---------- Provided entries

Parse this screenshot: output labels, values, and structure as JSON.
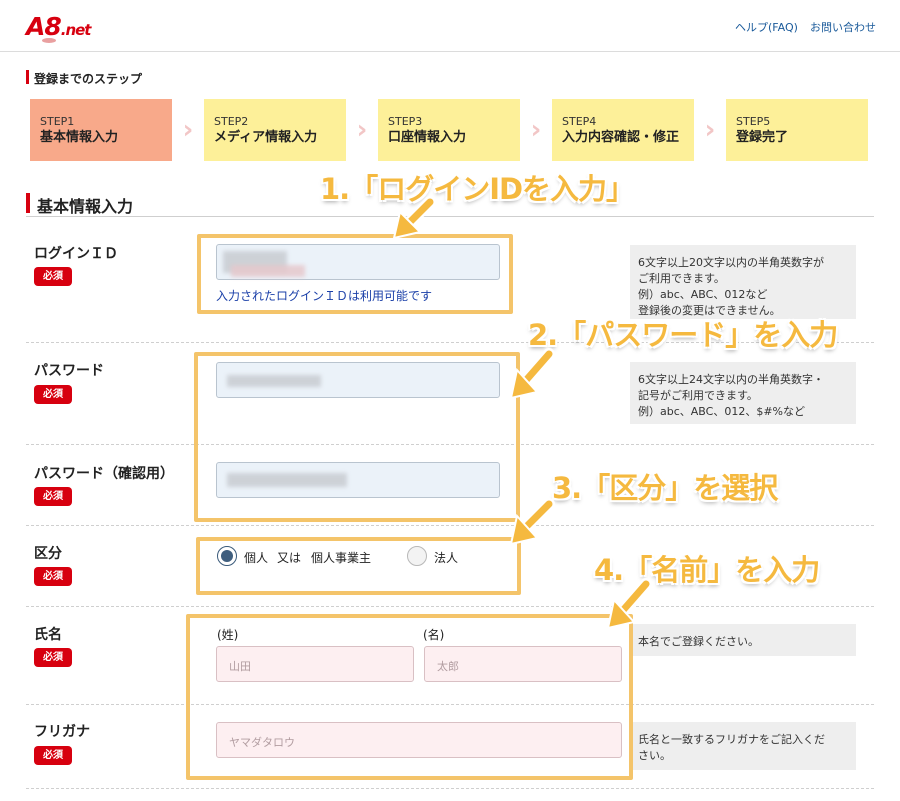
{
  "header": {
    "logo_main": "A8",
    "logo_suffix": ".net",
    "links": [
      "ヘルプ(FAQ)",
      "お問い合わせ"
    ]
  },
  "steps_section": {
    "title": "登録までのステップ",
    "steps": [
      {
        "num": "STEP1",
        "label": "基本情報入力",
        "active": true
      },
      {
        "num": "STEP2",
        "label": "メディア情報入力",
        "active": false
      },
      {
        "num": "STEP3",
        "label": "口座情報入力",
        "active": false
      },
      {
        "num": "STEP4",
        "label": "入力内容確認・修正",
        "active": false
      },
      {
        "num": "STEP5",
        "label": "登録完了",
        "active": false
      }
    ],
    "arrow_glyph": "›"
  },
  "form": {
    "title": "基本情報入力",
    "required_badge": "必須",
    "login_id": {
      "label": "ログインＩＤ",
      "status": "入力されたログインＩＤは利用可能です",
      "note": "6文字以上20文字以内の半角英数字が\nご利用できます。\n例）abc、ABC、012など\n登録後の変更はできません。"
    },
    "password": {
      "label": "パスワード",
      "note": "6文字以上24文字以内の半角英数字・\n記号がご利用できます。\n例）abc、ABC、012、$#%など"
    },
    "password_confirm": {
      "label": "パスワード（確認用）"
    },
    "category": {
      "label": "区分",
      "option1": "個人",
      "option1_suffix": "又は",
      "option1_detail": "個人事業主",
      "option2": "法人",
      "selected": "個人"
    },
    "name": {
      "label": "氏名",
      "sei_label": "(姓)",
      "mei_label": "(名)",
      "sei_placeholder": "山田",
      "mei_placeholder": "太郎",
      "note": "本名でご登録ください。"
    },
    "furigana": {
      "label": "フリガナ",
      "placeholder": "ヤマダタロウ",
      "note": "氏名と一致するフリガナをご記入くだ\nさい。"
    }
  },
  "annotations": {
    "a1": "1.「ログインIDを入力」",
    "a2": "2.「パスワード」を入力",
    "a3": "3.「区分」を選択",
    "a4": "4.「名前」を入力",
    "color": "#f5b93f"
  },
  "colors": {
    "brand_red": "#d7000f",
    "step_active": "#f8a98a",
    "step_inactive": "#fdf099",
    "link": "#1a5a9a"
  }
}
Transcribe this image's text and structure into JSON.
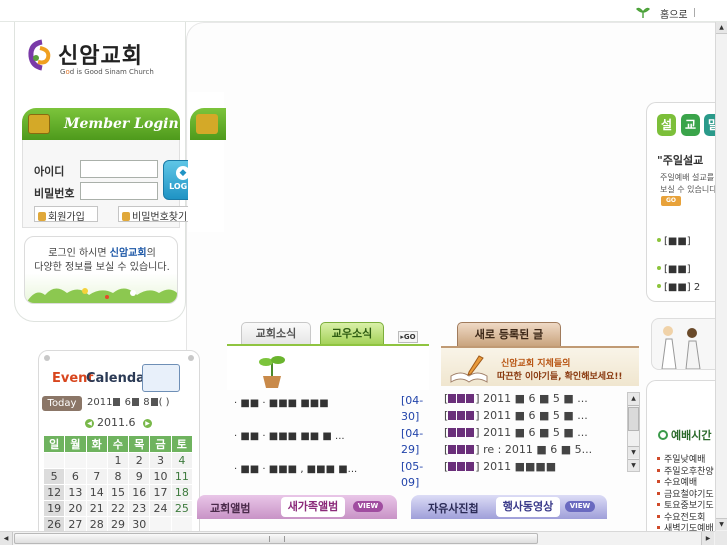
{
  "topbar": {
    "home_label": "홈으로"
  },
  "logo": {
    "title": "신암교회",
    "sub_prefix": "G",
    "sub_o": "o",
    "sub_rest": "d is Good  Sinam Church"
  },
  "login": {
    "tab_label": "Member Login",
    "id_label": "아이디",
    "pw_label": "비밀번호",
    "button_label": "LOGIN",
    "join_label": "회원가입",
    "find_label": "비밀번호찾기"
  },
  "notice": {
    "line1_prefix": "로그인 하시면 ",
    "church_name": "신암교회",
    "line1_suffix": "의",
    "line2": "다양한 정보를 보실 수 있습니다."
  },
  "calendar": {
    "title_event": "Event",
    "title_calendar": "Calendar",
    "today_label": "Today",
    "today_year": "2011",
    "today_month": "6",
    "today_day": "8",
    "today_paren": "( )",
    "month_label": "2011.6",
    "weekdays": [
      "일",
      "월",
      "화",
      "수",
      "목",
      "금",
      "토"
    ],
    "rows": [
      [
        "",
        "",
        "",
        "1",
        "2",
        "3",
        "4"
      ],
      [
        "5",
        "6",
        "7",
        "8",
        "9",
        "10",
        "11"
      ],
      [
        "12",
        "13",
        "14",
        "15",
        "16",
        "17",
        "18"
      ],
      [
        "19",
        "20",
        "21",
        "22",
        "23",
        "24",
        "25"
      ],
      [
        "26",
        "27",
        "28",
        "29",
        "30",
        "",
        ""
      ]
    ]
  },
  "news": {
    "tab_church": "교회소식",
    "tab_member": "교우소식",
    "go_label": "GO",
    "items": [
      {
        "text": "· ■■ · ■■■ ■■■",
        "date": "[04-30]"
      },
      {
        "text": "· ■■ · ■■■ ■■ ■ ...",
        "date": "[04-29]"
      },
      {
        "text": "· ■■ · ■■■ , ■■■ ■...",
        "date": "[05-09]"
      }
    ]
  },
  "posts": {
    "tab_label": "새로 등록된 글",
    "banner_line1": "신암교회 지체들의",
    "banner_line2": "따끈한 이야기들, 확인해보세요!!",
    "items": [
      "2011 ■ 6 ■ 5 ■ ...",
      "2011 ■ 6 ■ 5 ■ ...",
      "2011 ■ 6 ■ 5 ■ ...",
      "re : 2011 ■ 6 ■ 5...",
      "2011 ■■■■"
    ]
  },
  "albums": {
    "church_album": "교회앨범",
    "family_album": "새가족앨범",
    "view_label": "VIEW",
    "free_photo": "자유사진첩",
    "event_video": "행사동영상"
  },
  "sermon": {
    "tabs": [
      "설",
      "교",
      "말"
    ],
    "quote": "\"주일설교",
    "desc1": "주일예배 설교를",
    "desc2": "보실 수 있습니다",
    "go_label": "GO",
    "items": [
      "[■■]",
      "[■■]",
      "[■■] 2"
    ]
  },
  "worship": {
    "title": "예배시간",
    "items": [
      "주일낮예배",
      "주일오후찬양",
      "수요예배",
      "금요철야기도",
      "토요중보기도",
      "수요전도회",
      "새벽기도예배"
    ]
  }
}
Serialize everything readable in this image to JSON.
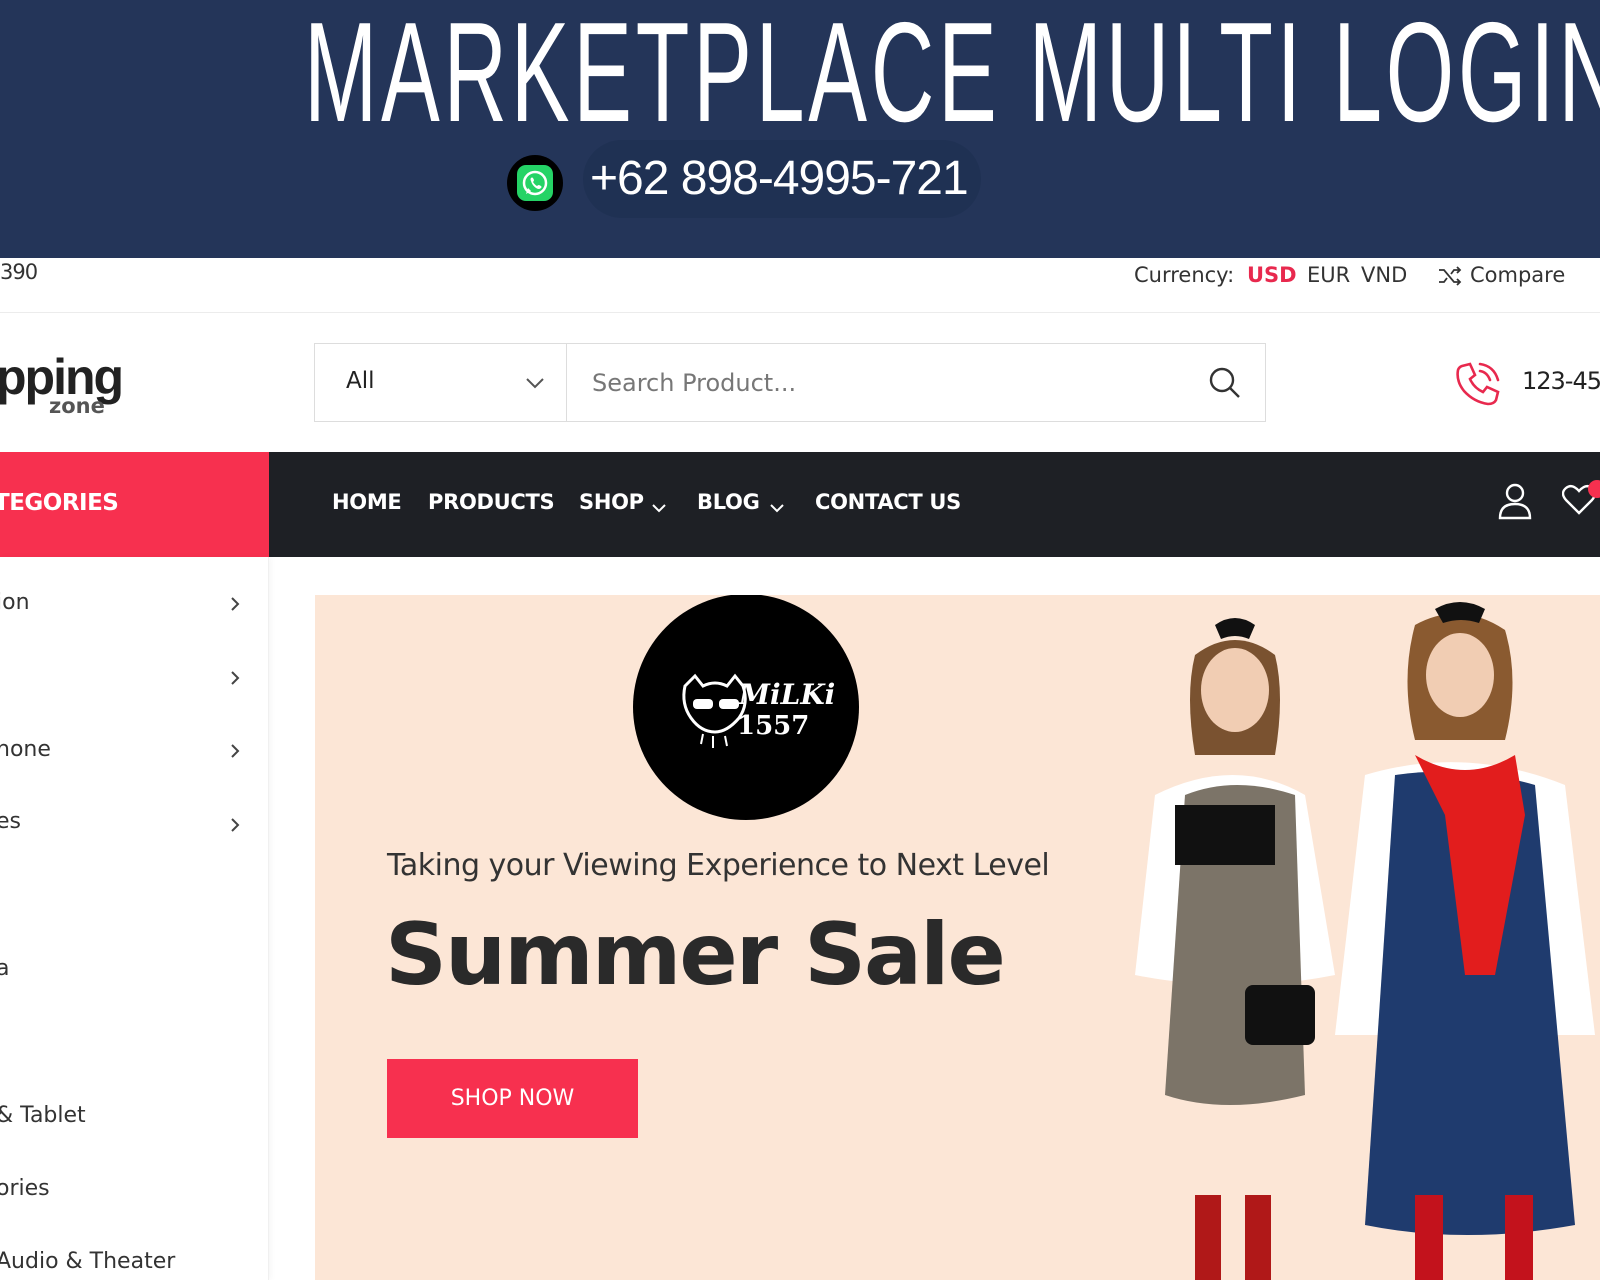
{
  "promo": {
    "title": "MARKETPLACE MULTI LOGIN",
    "phone": "+62 898-4995-721",
    "whatsapp_icon": "whatsapp-icon",
    "background": "#243559"
  },
  "topbar": {
    "phone_fragment": "390",
    "currency_label": "Currency:",
    "currencies": [
      "USD",
      "EUR",
      "VND"
    ],
    "active_currency": "USD",
    "compare_label": "Compare"
  },
  "header": {
    "logo_text": "pping",
    "logo_subtext": "zone",
    "search_category": "All",
    "search_placeholder": "Search Product...",
    "phone": "123-45"
  },
  "nav": {
    "categories_label": "TEGORIES",
    "items": [
      {
        "label": "HOME",
        "has_dropdown": false
      },
      {
        "label": "PRODUCTS",
        "has_dropdown": false
      },
      {
        "label": "SHOP",
        "has_dropdown": true
      },
      {
        "label": "BLOG",
        "has_dropdown": true
      },
      {
        "label": "CONTACT US",
        "has_dropdown": false
      }
    ]
  },
  "sidebar": {
    "items": [
      {
        "label": "ion",
        "has_submenu": true
      },
      {
        "label": "",
        "has_submenu": true
      },
      {
        "label": "hone",
        "has_submenu": true
      },
      {
        "label": "es",
        "has_submenu": true
      },
      {
        "label": "",
        "has_submenu": false
      },
      {
        "label": "a",
        "has_submenu": false
      },
      {
        "label": "",
        "has_submenu": false
      },
      {
        "label": "& Tablet",
        "has_submenu": false
      },
      {
        "label": "ories",
        "has_submenu": false
      },
      {
        "label": "Audio & Theater",
        "has_submenu": false
      }
    ]
  },
  "hero": {
    "logo_lines": [
      "MiLKi",
      "1557"
    ],
    "subtitle": "Taking your Viewing Experience to Next Level",
    "title": "Summer Sale",
    "button_label": "SHOP NOW"
  },
  "colors": {
    "accent": "#f7304f",
    "nav_bg": "#1e2025",
    "hero_bg": "#fce6d6",
    "promo_bg": "#243559"
  }
}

--------------------

• What the task asks:
Pictures in the records must not appear in the copy; transcribe everything else precisely.

• The output:
Parse this screenshot: output labels, values, and structure as JSON.
{
  "header": {
    "logo_main": "A8",
    "logo_suffix": ".net",
    "links": [
      "ヘルプ(FAQ)",
      "お問い合わせ"
    ]
  },
  "steps_section": {
    "title": "登録までのステップ",
    "steps": [
      {
        "num": "STEP1",
        "label": "基本情報入力",
        "active": true
      },
      {
        "num": "STEP2",
        "label": "メディア情報入力",
        "active": false
      },
      {
        "num": "STEP3",
        "label": "口座情報入力",
        "active": false
      },
      {
        "num": "STEP4",
        "label": "入力内容確認・修正",
        "active": false
      },
      {
        "num": "STEP5",
        "label": "登録完了",
        "active": false
      }
    ],
    "arrow_glyph": "›"
  },
  "form": {
    "title": "基本情報入力",
    "required_badge": "必須",
    "login_id": {
      "label": "ログインＩＤ",
      "status": "入力されたログインＩＤは利用可能です",
      "note": "6文字以上20文字以内の半角英数字が\nご利用できます。\n例）abc、ABC、012など\n登録後の変更はできません。"
    },
    "password": {
      "label": "パスワード",
      "note": "6文字以上24文字以内の半角英数字・\n記号がご利用できます。\n例）abc、ABC、012、$#%など"
    },
    "password_confirm": {
      "label": "パスワード（確認用）"
    },
    "category": {
      "label": "区分",
      "option1": "個人",
      "option1_suffix": "又は",
      "option1_detail": "個人事業主",
      "option2": "法人",
      "selected": "個人"
    },
    "name": {
      "label": "氏名",
      "sei_label": "(姓)",
      "mei_label": "(名)",
      "sei_placeholder": "山田",
      "mei_placeholder": "太郎",
      "note": "本名でご登録ください。"
    },
    "furigana": {
      "label": "フリガナ",
      "placeholder": "ヤマダタロウ",
      "note": "氏名と一致するフリガナをご記入くだ\nさい。"
    }
  },
  "annotations": {
    "a1": "1.「ログインIDを入力」",
    "a2": "2.「パスワード」を入力",
    "a3": "3.「区分」を選択",
    "a4": "4.「名前」を入力",
    "color": "#f5b93f"
  },
  "colors": {
    "brand_red": "#d7000f",
    "step_active": "#f8a98a",
    "step_inactive": "#fdf099",
    "link": "#1a5a9a"
  }
}
Transcribe this image's text and structure into JSON.
{
  "topbar": {
    "home_label": "홈으로"
  },
  "logo": {
    "title": "신암교회",
    "sub_prefix": "G",
    "sub_o": "o",
    "sub_rest": "d is Good  Sinam Church"
  },
  "login": {
    "tab_label": "Member Login",
    "id_label": "아이디",
    "pw_label": "비밀번호",
    "button_label": "LOGIN",
    "join_label": "회원가입",
    "find_label": "비밀번호찾기"
  },
  "notice": {
    "line1_prefix": "로그인 하시면 ",
    "church_name": "신암교회",
    "line1_suffix": "의",
    "line2": "다양한 정보를 보실 수 있습니다."
  },
  "calendar": {
    "title_event": "Event",
    "title_calendar": "Calendar",
    "today_label": "Today",
    "today_year": "2011",
    "today_month": "6",
    "today_day": "8",
    "today_paren": "( )",
    "month_label": "2011.6",
    "weekdays": [
      "일",
      "월",
      "화",
      "수",
      "목",
      "금",
      "토"
    ],
    "rows": [
      [
        "",
        "",
        "",
        "1",
        "2",
        "3",
        "4"
      ],
      [
        "5",
        "6",
        "7",
        "8",
        "9",
        "10",
        "11"
      ],
      [
        "12",
        "13",
        "14",
        "15",
        "16",
        "17",
        "18"
      ],
      [
        "19",
        "20",
        "21",
        "22",
        "23",
        "24",
        "25"
      ],
      [
        "26",
        "27",
        "28",
        "29",
        "30",
        "",
        ""
      ]
    ]
  },
  "news": {
    "tab_church": "교회소식",
    "tab_member": "교우소식",
    "go_label": "GO",
    "items": [
      {
        "text": "· ■■ · ■■■ ■■■",
        "date": "[04-30]"
      },
      {
        "text": "· ■■ · ■■■ ■■ ■ ...",
        "date": "[04-29]"
      },
      {
        "text": "· ■■ · ■■■ , ■■■ ■...",
        "date": "[05-09]"
      }
    ]
  },
  "posts": {
    "tab_label": "새로 등록된 글",
    "banner_line1": "신암교회 지체들의",
    "banner_line2": "따끈한 이야기들, 확인해보세요!!",
    "items": [
      "2011 ■ 6 ■ 5 ■ ...",
      "2011 ■ 6 ■ 5 ■ ...",
      "2011 ■ 6 ■ 5 ■ ...",
      "re : 2011 ■ 6 ■ 5...",
      "2011 ■■■■"
    ]
  },
  "albums": {
    "church_album": "교회앨범",
    "family_album": "새가족앨범",
    "view_label": "VIEW",
    "free_photo": "자유사진첩",
    "event_video": "행사동영상"
  },
  "sermon": {
    "tabs": [
      "설",
      "교",
      "말"
    ],
    "quote": "\"주일설교",
    "desc1": "주일예배 설교를",
    "desc2": "보실 수 있습니다",
    "go_label": "GO",
    "items": [
      "[■■]",
      "[■■]",
      "[■■] 2"
    ]
  },
  "worship": {
    "title": "예배시간",
    "items": [
      "주일낮예배",
      "주일오후찬양",
      "수요예배",
      "금요철야기도",
      "토요중보기도",
      "수요전도회",
      "새벽기도예배"
    ]
  }
}
Serialize everything readable in this image to JSON.
{
  "promo": {
    "title": "MARKETPLACE MULTI LOGIN",
    "phone": "+62 898-4995-721",
    "whatsapp_icon": "whatsapp-icon",
    "background": "#243559"
  },
  "topbar": {
    "phone_fragment": "390",
    "currency_label": "Currency:",
    "currencies": [
      "USD",
      "EUR",
      "VND"
    ],
    "active_currency": "USD",
    "compare_label": "Compare"
  },
  "header": {
    "logo_text": "pping",
    "logo_subtext": "zone",
    "search_category": "All",
    "search_placeholder": "Search Product...",
    "phone": "123-45"
  },
  "nav": {
    "categories_label": "TEGORIES",
    "items": [
      {
        "label": "HOME",
        "has_dropdown": false
      },
      {
        "label": "PRODUCTS",
        "has_dropdown": false
      },
      {
        "label": "SHOP",
        "has_dropdown": true
      },
      {
        "label": "BLOG",
        "has_dropdown": true
      },
      {
        "label": "CONTACT US",
        "has_dropdown": false
      }
    ]
  },
  "sidebar": {
    "items": [
      {
        "label": "ion",
        "has_submenu": true
      },
      {
        "label": "",
        "has_submenu": true
      },
      {
        "label": "hone",
        "has_submenu": true
      },
      {
        "label": "es",
        "has_submenu": true
      },
      {
        "label": "",
        "has_submenu": false
      },
      {
        "label": "a",
        "has_submenu": false
      },
      {
        "label": "",
        "has_submenu": false
      },
      {
        "label": "& Tablet",
        "has_submenu": false
      },
      {
        "label": "ories",
        "has_submenu": false
      },
      {
        "label": "Audio & Theater",
        "has_submenu": false
      }
    ]
  },
  "hero": {
    "logo_lines": [
      "MiLKi",
      "1557"
    ],
    "subtitle": "Taking your Viewing Experience to Next Level",
    "title": "Summer Sale",
    "button_label": "SHOP NOW"
  },
  "colors": {
    "accent": "#f7304f",
    "nav_bg": "#1e2025",
    "hero_bg": "#fce6d6",
    "promo_bg": "#243559"
  }
}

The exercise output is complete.